§ **WHAT NEEDS TO BE DONE**
What follows is a listing; restate every line of it word for word.

▼▼▼

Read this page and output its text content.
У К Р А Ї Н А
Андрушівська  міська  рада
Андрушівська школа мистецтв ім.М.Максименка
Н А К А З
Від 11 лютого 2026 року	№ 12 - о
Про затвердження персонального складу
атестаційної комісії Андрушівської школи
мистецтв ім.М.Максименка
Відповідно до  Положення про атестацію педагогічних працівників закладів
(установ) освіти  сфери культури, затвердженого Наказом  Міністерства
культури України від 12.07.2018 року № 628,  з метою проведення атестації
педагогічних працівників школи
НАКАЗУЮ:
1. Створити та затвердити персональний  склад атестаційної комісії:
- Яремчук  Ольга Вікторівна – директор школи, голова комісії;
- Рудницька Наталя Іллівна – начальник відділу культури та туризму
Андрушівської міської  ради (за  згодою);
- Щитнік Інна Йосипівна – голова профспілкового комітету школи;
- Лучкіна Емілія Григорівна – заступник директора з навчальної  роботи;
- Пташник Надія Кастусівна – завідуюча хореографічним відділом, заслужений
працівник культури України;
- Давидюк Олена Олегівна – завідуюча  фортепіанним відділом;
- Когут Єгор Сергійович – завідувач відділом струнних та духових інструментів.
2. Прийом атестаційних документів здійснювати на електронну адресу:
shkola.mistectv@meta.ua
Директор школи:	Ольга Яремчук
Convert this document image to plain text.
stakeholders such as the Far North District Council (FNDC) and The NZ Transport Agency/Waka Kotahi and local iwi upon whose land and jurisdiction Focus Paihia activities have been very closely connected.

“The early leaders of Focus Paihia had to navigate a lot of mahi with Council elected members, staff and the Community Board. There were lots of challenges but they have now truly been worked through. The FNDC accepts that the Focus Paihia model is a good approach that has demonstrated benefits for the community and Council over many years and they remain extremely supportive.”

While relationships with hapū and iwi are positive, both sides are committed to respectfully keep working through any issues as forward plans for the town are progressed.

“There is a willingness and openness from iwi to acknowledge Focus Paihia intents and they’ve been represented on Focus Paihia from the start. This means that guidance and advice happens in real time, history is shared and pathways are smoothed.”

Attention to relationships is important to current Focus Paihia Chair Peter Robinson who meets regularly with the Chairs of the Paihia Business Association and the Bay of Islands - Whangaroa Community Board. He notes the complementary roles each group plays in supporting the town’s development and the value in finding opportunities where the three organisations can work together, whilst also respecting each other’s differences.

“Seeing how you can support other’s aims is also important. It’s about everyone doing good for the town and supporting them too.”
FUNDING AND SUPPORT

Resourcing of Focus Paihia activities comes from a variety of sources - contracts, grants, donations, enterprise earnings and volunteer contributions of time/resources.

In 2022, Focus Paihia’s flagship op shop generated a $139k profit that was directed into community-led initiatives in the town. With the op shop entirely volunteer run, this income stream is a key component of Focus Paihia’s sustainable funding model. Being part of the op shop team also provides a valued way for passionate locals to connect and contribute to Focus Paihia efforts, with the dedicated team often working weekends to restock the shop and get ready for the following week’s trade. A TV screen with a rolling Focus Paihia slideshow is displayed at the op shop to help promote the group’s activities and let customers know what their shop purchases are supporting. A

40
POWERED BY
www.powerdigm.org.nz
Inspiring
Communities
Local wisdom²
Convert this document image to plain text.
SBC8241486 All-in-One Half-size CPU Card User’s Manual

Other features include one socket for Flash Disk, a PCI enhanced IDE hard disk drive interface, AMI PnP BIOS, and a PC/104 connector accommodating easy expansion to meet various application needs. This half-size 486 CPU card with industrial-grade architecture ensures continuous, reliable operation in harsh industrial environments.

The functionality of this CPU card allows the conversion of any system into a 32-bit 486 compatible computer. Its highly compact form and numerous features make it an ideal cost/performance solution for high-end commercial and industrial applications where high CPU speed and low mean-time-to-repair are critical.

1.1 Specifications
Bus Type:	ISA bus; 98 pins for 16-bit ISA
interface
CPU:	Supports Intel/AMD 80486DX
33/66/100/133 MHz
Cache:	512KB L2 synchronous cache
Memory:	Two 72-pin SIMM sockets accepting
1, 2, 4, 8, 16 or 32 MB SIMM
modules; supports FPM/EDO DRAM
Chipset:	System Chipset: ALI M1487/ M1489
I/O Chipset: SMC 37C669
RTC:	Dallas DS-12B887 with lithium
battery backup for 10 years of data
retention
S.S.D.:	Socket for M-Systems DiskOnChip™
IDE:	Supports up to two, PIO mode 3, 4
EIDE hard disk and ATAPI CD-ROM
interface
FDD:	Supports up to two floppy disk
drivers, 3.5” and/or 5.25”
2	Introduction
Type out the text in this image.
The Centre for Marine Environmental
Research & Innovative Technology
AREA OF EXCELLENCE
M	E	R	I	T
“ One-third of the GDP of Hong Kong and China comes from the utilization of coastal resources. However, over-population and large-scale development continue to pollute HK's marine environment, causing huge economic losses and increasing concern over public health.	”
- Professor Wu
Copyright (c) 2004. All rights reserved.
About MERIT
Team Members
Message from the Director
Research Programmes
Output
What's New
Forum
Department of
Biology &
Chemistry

▲▲▲

§ **RESULT**
Read this page and output its text content.
У К Р А Ї Н А
Андрушівська  міська  рада
Андрушівська школа мистецтв ім.М.Максименка
Н А К А З
Від 11 лютого 2026 року	№ 12 - о
Про затвердження персонального складу
атестаційної комісії Андрушівської школи
мистецтв ім.М.Максименка
Відповідно до  Положення про атестацію педагогічних працівників закладів
(установ) освіти  сфери культури, затвердженого Наказом  Міністерства
культури України від 12.07.2018 року № 628,  з метою проведення атестації
педагогічних працівників школи
НАКАЗУЮ:
1. Створити та затвердити персональний  склад атестаційної комісії:
- Яремчук  Ольга Вікторівна – директор школи, голова комісії;
- Рудницька Наталя Іллівна – начальник відділу культури та туризму
Андрушівської міської  ради (за  згодою);
- Щитнік Інна Йосипівна – голова профспілкового комітету школи;
- Лучкіна Емілія Григорівна – заступник директора з навчальної  роботи;
- Пташник Надія Кастусівна – завідуюча хореографічним відділом, заслужений
працівник культури України;
- Давидюк Олена Олегівна – завідуюча  фортепіанним відділом;
- Когут Єгор Сергійович – завідувач відділом струнних та духових інструментів.
2. Прийом атестаційних документів здійснювати на електронну адресу:
shkola.mistectv@meta.ua
Директор школи:	Ольга Яремчук
Convert this document image to plain text.
stakeholders such as the Far North District Council (FNDC) and The NZ Transport Agency/Waka Kotahi and local iwi upon whose land and jurisdiction Focus Paihia activities have been very closely connected.

“The early leaders of Focus Paihia had to navigate a lot of mahi with Council elected members, staff and the Community Board. There were lots of challenges but they have now truly been worked through. The FNDC accepts that the Focus Paihia model is a good approach that has demonstrated benefits for the community and Council over many years and they remain extremely supportive.”

While relationships with hapū and iwi are positive, both sides are committed to respectfully keep working through any issues as forward plans for the town are progressed.

“There is a willingness and openness from iwi to acknowledge Focus Paihia intents and they’ve been represented on Focus Paihia from the start. This means that guidance and advice happens in real time, history is shared and pathways are smoothed.”

Attention to relationships is important to current Focus Paihia Chair Peter Robinson who meets regularly with the Chairs of the Paihia Business Association and the Bay of Islands - Whangaroa Community Board. He notes the complementary roles each group plays in supporting the town’s development and the value in finding opportunities where the three organisations can work together, whilst also respecting each other’s differences.

“Seeing how you can support other’s aims is also important. It’s about everyone doing good for the town and supporting them too.”
FUNDING AND SUPPORT

Resourcing of Focus Paihia activities comes from a variety of sources - contracts, grants, donations, enterprise earnings and volunteer contributions of time/resources.

In 2022, Focus Paihia’s flagship op shop generated a $139k profit that was directed into community-led initiatives in the town. With the op shop entirely volunteer run, this income stream is a key component of Focus Paihia’s sustainable funding model. Being part of the op shop team also provides a valued way for passionate locals to connect and contribute to Focus Paihia efforts, with the dedicated team often working weekends to restock the shop and get ready for the following week’s trade. A TV screen with a rolling Focus Paihia slideshow is displayed at the op shop to help promote the group’s activities and let customers know what their shop purchases are supporting. A

40
POWERED BY
www.powerdigm.org.nz
Inspiring
Communities
Local wisdom²
Convert this document image to plain text.
SBC8241486 All-in-One Half-size CPU Card User’s Manual

Other features include one socket for Flash Disk, a PCI enhanced IDE hard disk drive interface, AMI PnP BIOS, and a PC/104 connector accommodating easy expansion to meet various application needs. This half-size 486 CPU card with industrial-grade architecture ensures continuous, reliable operation in harsh industrial environments.

The functionality of this CPU card allows the conversion of any system into a 32-bit 486 compatible computer. Its highly compact form and numerous features make it an ideal cost/performance solution for high-end commercial and industrial applications where high CPU speed and low mean-time-to-repair are critical.

1.1 Specifications
Bus Type:	ISA bus; 98 pins for 16-bit ISA
interface
CPU:	Supports Intel/AMD 80486DX
33/66/100/133 MHz
Cache:	512KB L2 synchronous cache
Memory:	Two 72-pin SIMM sockets accepting
1, 2, 4, 8, 16 or 32 MB SIMM
modules; supports FPM/EDO DRAM
Chipset:	System Chipset: ALI M1487/ M1489
I/O Chipset: SMC 37C669
RTC:	Dallas DS-12B887 with lithium
battery backup for 10 years of data
retention
S.S.D.:	Socket for M-Systems DiskOnChip™
IDE:	Supports up to two, PIO mode 3, 4
EIDE hard disk and ATAPI CD-ROM
interface
FDD:	Supports up to two floppy disk
drivers, 3.5” and/or 5.25”
2	Introduction
Type out the text in this image.
The Centre for Marine Environmental
Research & Innovative Technology
AREA OF EXCELLENCE
M	E	R	I	T
“ One-third of the GDP of Hong Kong and China comes from the utilization of coastal resources. However, over-population and large-scale development continue to pollute HK's marine environment, causing huge economic losses and increasing concern over public health.	”
- Professor Wu
Copyright (c) 2004. All rights reserved.
About MERIT
Team Members
Message from the Director
Research Programmes
Output
What's New
Forum
Department of
Biology &
Chemistry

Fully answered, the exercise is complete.